-- START OF LISTING --

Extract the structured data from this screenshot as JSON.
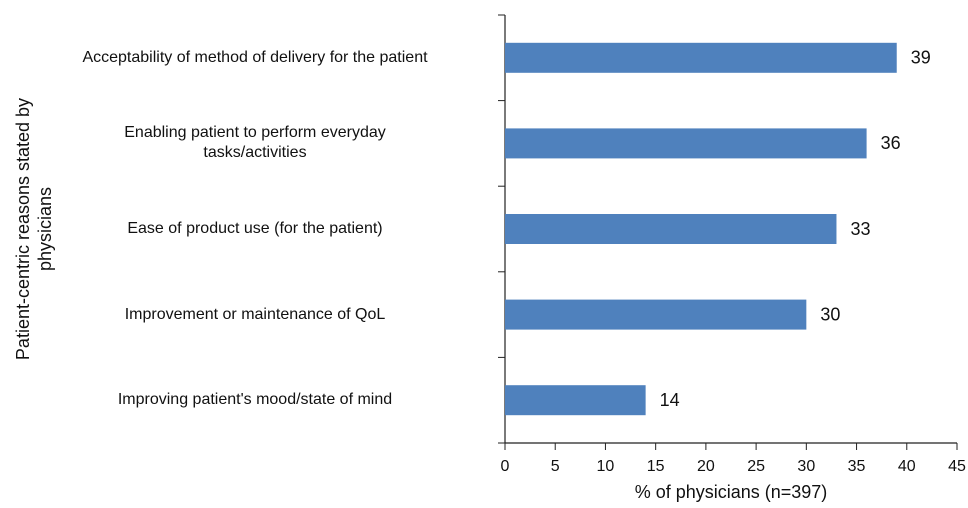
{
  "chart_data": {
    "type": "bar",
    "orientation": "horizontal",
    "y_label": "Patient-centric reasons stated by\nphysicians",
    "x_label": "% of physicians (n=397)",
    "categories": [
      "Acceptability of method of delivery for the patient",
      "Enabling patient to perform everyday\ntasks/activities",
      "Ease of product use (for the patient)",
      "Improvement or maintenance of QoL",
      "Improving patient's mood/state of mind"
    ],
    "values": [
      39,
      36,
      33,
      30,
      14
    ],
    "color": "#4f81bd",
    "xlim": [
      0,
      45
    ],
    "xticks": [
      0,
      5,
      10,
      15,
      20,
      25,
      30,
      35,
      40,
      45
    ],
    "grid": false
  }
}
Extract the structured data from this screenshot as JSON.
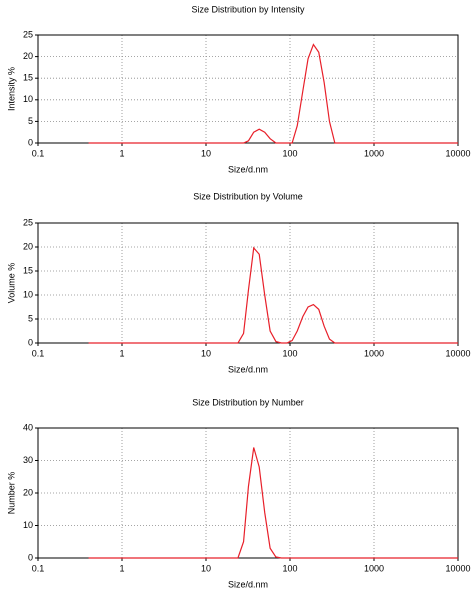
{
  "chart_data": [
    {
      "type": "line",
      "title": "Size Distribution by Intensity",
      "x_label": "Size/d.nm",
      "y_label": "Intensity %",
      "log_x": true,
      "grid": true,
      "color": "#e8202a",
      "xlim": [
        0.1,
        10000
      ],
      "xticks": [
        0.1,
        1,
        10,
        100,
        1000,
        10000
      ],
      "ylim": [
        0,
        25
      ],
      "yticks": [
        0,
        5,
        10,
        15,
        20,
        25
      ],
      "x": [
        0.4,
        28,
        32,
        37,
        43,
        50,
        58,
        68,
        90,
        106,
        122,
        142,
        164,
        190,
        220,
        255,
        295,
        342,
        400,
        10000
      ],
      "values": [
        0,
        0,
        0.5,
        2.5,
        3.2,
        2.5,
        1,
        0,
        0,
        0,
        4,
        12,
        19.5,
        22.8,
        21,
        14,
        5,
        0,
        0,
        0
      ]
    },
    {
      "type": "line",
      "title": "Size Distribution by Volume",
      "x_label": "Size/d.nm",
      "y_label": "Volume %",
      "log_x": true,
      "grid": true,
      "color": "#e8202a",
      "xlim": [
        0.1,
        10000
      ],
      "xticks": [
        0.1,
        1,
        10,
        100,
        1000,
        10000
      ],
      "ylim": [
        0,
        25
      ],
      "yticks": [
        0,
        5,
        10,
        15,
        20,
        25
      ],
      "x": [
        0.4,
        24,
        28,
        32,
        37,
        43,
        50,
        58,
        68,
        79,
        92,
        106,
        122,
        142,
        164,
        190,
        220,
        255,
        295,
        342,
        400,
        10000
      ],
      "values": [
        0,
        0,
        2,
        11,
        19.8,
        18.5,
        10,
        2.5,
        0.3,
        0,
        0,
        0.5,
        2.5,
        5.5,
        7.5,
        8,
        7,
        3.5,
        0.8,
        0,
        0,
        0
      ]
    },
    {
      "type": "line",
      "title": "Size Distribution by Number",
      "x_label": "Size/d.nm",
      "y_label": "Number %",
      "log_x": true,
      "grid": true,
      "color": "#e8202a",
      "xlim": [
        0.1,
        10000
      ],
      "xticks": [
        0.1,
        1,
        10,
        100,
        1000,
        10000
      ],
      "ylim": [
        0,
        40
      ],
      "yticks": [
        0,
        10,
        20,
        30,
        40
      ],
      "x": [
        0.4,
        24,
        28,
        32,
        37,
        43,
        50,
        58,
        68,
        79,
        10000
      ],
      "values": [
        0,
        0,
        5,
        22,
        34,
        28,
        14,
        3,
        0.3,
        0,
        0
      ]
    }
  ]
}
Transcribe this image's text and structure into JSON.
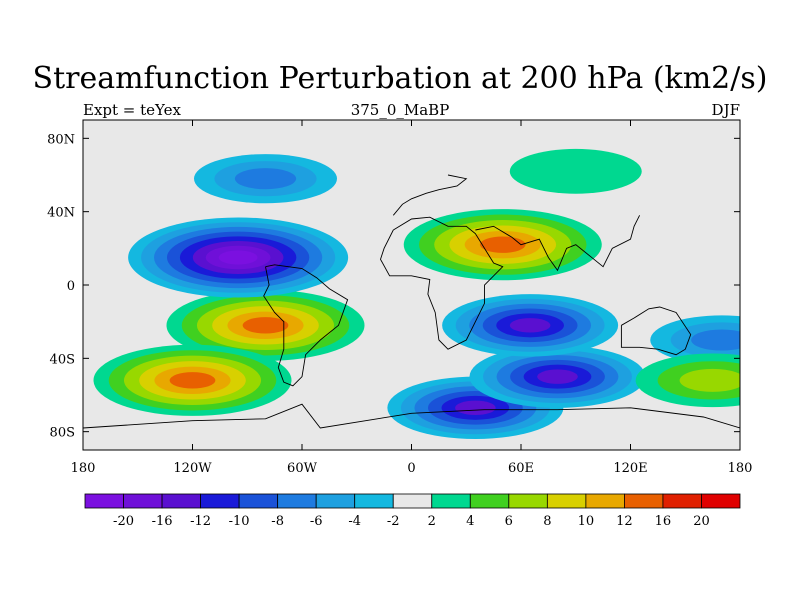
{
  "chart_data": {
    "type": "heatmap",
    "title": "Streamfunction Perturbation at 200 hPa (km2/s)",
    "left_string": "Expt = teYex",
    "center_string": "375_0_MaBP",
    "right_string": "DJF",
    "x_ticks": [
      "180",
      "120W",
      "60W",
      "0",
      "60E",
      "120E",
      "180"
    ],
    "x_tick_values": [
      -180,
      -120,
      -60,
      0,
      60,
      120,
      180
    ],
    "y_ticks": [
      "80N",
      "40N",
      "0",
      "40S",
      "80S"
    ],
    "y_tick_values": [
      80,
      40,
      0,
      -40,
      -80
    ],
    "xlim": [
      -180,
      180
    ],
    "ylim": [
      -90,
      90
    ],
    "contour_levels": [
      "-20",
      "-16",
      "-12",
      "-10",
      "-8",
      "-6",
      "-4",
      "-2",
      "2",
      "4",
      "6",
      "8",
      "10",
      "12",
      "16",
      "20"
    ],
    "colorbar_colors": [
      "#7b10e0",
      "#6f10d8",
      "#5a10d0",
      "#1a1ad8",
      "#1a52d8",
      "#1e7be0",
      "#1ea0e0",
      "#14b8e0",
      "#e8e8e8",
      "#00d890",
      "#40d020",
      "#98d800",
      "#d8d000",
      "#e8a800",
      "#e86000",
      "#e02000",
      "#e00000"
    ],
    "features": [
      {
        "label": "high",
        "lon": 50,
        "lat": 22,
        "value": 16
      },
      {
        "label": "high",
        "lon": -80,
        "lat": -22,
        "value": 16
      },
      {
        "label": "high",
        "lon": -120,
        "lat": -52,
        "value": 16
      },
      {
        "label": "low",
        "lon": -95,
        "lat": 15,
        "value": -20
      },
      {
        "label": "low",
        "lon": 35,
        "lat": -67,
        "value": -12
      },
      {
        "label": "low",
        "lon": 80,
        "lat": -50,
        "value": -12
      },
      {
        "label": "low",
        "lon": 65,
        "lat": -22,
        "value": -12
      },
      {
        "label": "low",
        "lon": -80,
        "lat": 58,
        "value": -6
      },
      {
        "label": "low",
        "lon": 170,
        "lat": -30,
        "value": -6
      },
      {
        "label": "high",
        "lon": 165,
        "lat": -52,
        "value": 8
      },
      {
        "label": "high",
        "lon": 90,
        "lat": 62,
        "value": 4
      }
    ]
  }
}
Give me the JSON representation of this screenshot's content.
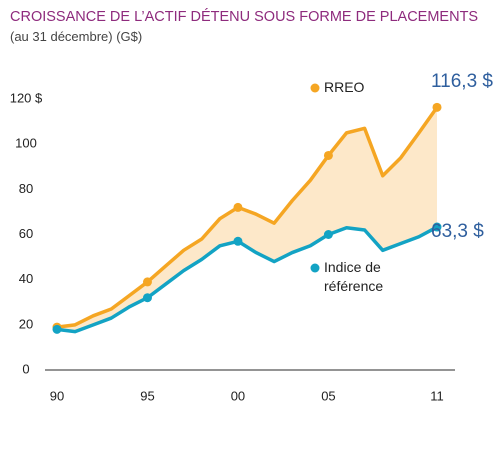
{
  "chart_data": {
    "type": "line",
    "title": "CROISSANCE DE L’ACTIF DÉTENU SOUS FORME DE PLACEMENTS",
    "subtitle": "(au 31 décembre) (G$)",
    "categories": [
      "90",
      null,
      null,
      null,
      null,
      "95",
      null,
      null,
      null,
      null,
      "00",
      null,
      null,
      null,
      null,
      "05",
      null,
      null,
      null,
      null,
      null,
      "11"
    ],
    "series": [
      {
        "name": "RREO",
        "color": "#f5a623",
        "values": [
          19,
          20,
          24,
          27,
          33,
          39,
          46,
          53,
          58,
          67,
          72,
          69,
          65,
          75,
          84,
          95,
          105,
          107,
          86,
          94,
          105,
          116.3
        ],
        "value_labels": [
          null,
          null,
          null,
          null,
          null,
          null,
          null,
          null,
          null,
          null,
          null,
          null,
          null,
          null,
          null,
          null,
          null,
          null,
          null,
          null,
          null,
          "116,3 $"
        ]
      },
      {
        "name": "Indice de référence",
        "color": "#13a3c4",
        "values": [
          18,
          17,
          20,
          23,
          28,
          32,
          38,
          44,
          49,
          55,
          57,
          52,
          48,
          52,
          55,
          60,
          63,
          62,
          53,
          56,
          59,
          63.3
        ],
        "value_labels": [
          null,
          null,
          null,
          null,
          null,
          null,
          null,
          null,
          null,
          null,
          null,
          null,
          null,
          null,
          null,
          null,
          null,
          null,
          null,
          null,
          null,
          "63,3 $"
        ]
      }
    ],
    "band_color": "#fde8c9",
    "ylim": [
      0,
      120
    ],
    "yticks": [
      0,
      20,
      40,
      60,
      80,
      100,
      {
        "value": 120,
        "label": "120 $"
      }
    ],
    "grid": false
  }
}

-- END OF LISTING --

- **WHAT TO DO**:
All of the records need repeating exactly, except for the pictures.

- **COMPLETED TASK**:
Extract the structured data from this screenshot as JSON.
{
  "chart_data": {
    "type": "bar",
    "orientation": "horizontal",
    "y_label": "Patient-centric reasons stated by\nphysicians",
    "x_label": "% of physicians (n=397)",
    "categories": [
      "Acceptability of method of delivery for the patient",
      "Enabling patient to perform everyday\ntasks/activities",
      "Ease of product use (for the patient)",
      "Improvement or maintenance of QoL",
      "Improving patient's mood/state of mind"
    ],
    "values": [
      39,
      36,
      33,
      30,
      14
    ],
    "color": "#4f81bd",
    "xlim": [
      0,
      45
    ],
    "xticks": [
      0,
      5,
      10,
      15,
      20,
      25,
      30,
      35,
      40,
      45
    ],
    "grid": false
  }
}
Extract the structured data from this screenshot as JSON.
{
  "chart_data": [
    {
      "type": "line",
      "title": "Size Distribution by Intensity",
      "x_label": "Size/d.nm",
      "y_label": "Intensity %",
      "log_x": true,
      "grid": true,
      "color": "#e8202a",
      "xlim": [
        0.1,
        10000
      ],
      "xticks": [
        0.1,
        1,
        10,
        100,
        1000,
        10000
      ],
      "ylim": [
        0,
        25
      ],
      "yticks": [
        0,
        5,
        10,
        15,
        20,
        25
      ],
      "x": [
        0.4,
        28,
        32,
        37,
        43,
        50,
        58,
        68,
        90,
        106,
        122,
        142,
        164,
        190,
        220,
        255,
        295,
        342,
        400,
        10000
      ],
      "values": [
        0,
        0,
        0.5,
        2.5,
        3.2,
        2.5,
        1,
        0,
        0,
        0,
        4,
        12,
        19.5,
        22.8,
        21,
        14,
        5,
        0,
        0,
        0
      ]
    },
    {
      "type": "line",
      "title": "Size Distribution by Volume",
      "x_label": "Size/d.nm",
      "y_label": "Volume %",
      "log_x": true,
      "grid": true,
      "color": "#e8202a",
      "xlim": [
        0.1,
        10000
      ],
      "xticks": [
        0.1,
        1,
        10,
        100,
        1000,
        10000
      ],
      "ylim": [
        0,
        25
      ],
      "yticks": [
        0,
        5,
        10,
        15,
        20,
        25
      ],
      "x": [
        0.4,
        24,
        28,
        32,
        37,
        43,
        50,
        58,
        68,
        79,
        92,
        106,
        122,
        142,
        164,
        190,
        220,
        255,
        295,
        342,
        400,
        10000
      ],
      "values": [
        0,
        0,
        2,
        11,
        19.8,
        18.5,
        10,
        2.5,
        0.3,
        0,
        0,
        0.5,
        2.5,
        5.5,
        7.5,
        8,
        7,
        3.5,
        0.8,
        0,
        0,
        0
      ]
    },
    {
      "type": "line",
      "title": "Size Distribution by Number",
      "x_label": "Size/d.nm",
      "y_label": "Number %",
      "log_x": true,
      "grid": true,
      "color": "#e8202a",
      "xlim": [
        0.1,
        10000
      ],
      "xticks": [
        0.1,
        1,
        10,
        100,
        1000,
        10000
      ],
      "ylim": [
        0,
        40
      ],
      "yticks": [
        0,
        10,
        20,
        30,
        40
      ],
      "x": [
        0.4,
        24,
        28,
        32,
        37,
        43,
        50,
        58,
        68,
        79,
        10000
      ],
      "values": [
        0,
        0,
        5,
        22,
        34,
        28,
        14,
        3,
        0.3,
        0,
        0
      ]
    }
  ]
}
Transcribe this image's text and structure into JSON.
{
  "chart_data": {
    "type": "heatmap",
    "title": "Streamfunction Perturbation at 200 hPa (km2/s)",
    "left_string": "Expt = teYex",
    "center_string": "375_0_MaBP",
    "right_string": "DJF",
    "x_ticks": [
      "180",
      "120W",
      "60W",
      "0",
      "60E",
      "120E",
      "180"
    ],
    "x_tick_values": [
      -180,
      -120,
      -60,
      0,
      60,
      120,
      180
    ],
    "y_ticks": [
      "80N",
      "40N",
      "0",
      "40S",
      "80S"
    ],
    "y_tick_values": [
      80,
      40,
      0,
      -40,
      -80
    ],
    "xlim": [
      -180,
      180
    ],
    "ylim": [
      -90,
      90
    ],
    "contour_levels": [
      "-20",
      "-16",
      "-12",
      "-10",
      "-8",
      "-6",
      "-4",
      "-2",
      "2",
      "4",
      "6",
      "8",
      "10",
      "12",
      "16",
      "20"
    ],
    "colorbar_colors": [
      "#7b10e0",
      "#6f10d8",
      "#5a10d0",
      "#1a1ad8",
      "#1a52d8",
      "#1e7be0",
      "#1ea0e0",
      "#14b8e0",
      "#e8e8e8",
      "#00d890",
      "#40d020",
      "#98d800",
      "#d8d000",
      "#e8a800",
      "#e86000",
      "#e02000",
      "#e00000"
    ],
    "features": [
      {
        "label": "high",
        "lon": 50,
        "lat": 22,
        "value": 16
      },
      {
        "label": "high",
        "lon": -80,
        "lat": -22,
        "value": 16
      },
      {
        "label": "high",
        "lon": -120,
        "lat": -52,
        "value": 16
      },
      {
        "label": "low",
        "lon": -95,
        "lat": 15,
        "value": -20
      },
      {
        "label": "low",
        "lon": 35,
        "lat": -67,
        "value": -12
      },
      {
        "label": "low",
        "lon": 80,
        "lat": -50,
        "value": -12
      },
      {
        "label": "low",
        "lon": 65,
        "lat": -22,
        "value": -12
      },
      {
        "label": "low",
        "lon": -80,
        "lat": 58,
        "value": -6
      },
      {
        "label": "low",
        "lon": 170,
        "lat": -30,
        "value": -6
      },
      {
        "label": "high",
        "lon": 165,
        "lat": -52,
        "value": 8
      },
      {
        "label": "high",
        "lon": 90,
        "lat": 62,
        "value": 4
      }
    ]
  }
}
Give me the JSON representation of this screenshot's content.
{
  "chart_data": {
    "type": "line",
    "title": "CROISSANCE DE L’ACTIF DÉTENU SOUS FORME DE PLACEMENTS",
    "subtitle": "(au 31 décembre) (G$)",
    "categories": [
      "90",
      null,
      null,
      null,
      null,
      "95",
      null,
      null,
      null,
      null,
      "00",
      null,
      null,
      null,
      null,
      "05",
      null,
      null,
      null,
      null,
      null,
      "11"
    ],
    "series": [
      {
        "name": "RREO",
        "color": "#f5a623",
        "values": [
          19,
          20,
          24,
          27,
          33,
          39,
          46,
          53,
          58,
          67,
          72,
          69,
          65,
          75,
          84,
          95,
          105,
          107,
          86,
          94,
          105,
          116.3
        ],
        "value_labels": [
          null,
          null,
          null,
          null,
          null,
          null,
          null,
          null,
          null,
          null,
          null,
          null,
          null,
          null,
          null,
          null,
          null,
          null,
          null,
          null,
          null,
          "116,3 $"
        ]
      },
      {
        "name": "Indice de référence",
        "color": "#13a3c4",
        "values": [
          18,
          17,
          20,
          23,
          28,
          32,
          38,
          44,
          49,
          55,
          57,
          52,
          48,
          52,
          55,
          60,
          63,
          62,
          53,
          56,
          59,
          63.3
        ],
        "value_labels": [
          null,
          null,
          null,
          null,
          null,
          null,
          null,
          null,
          null,
          null,
          null,
          null,
          null,
          null,
          null,
          null,
          null,
          null,
          null,
          null,
          null,
          "63,3 $"
        ]
      }
    ],
    "band_color": "#fde8c9",
    "ylim": [
      0,
      120
    ],
    "yticks": [
      0,
      20,
      40,
      60,
      80,
      100,
      {
        "value": 120,
        "label": "120 $"
      }
    ],
    "grid": false
  }
}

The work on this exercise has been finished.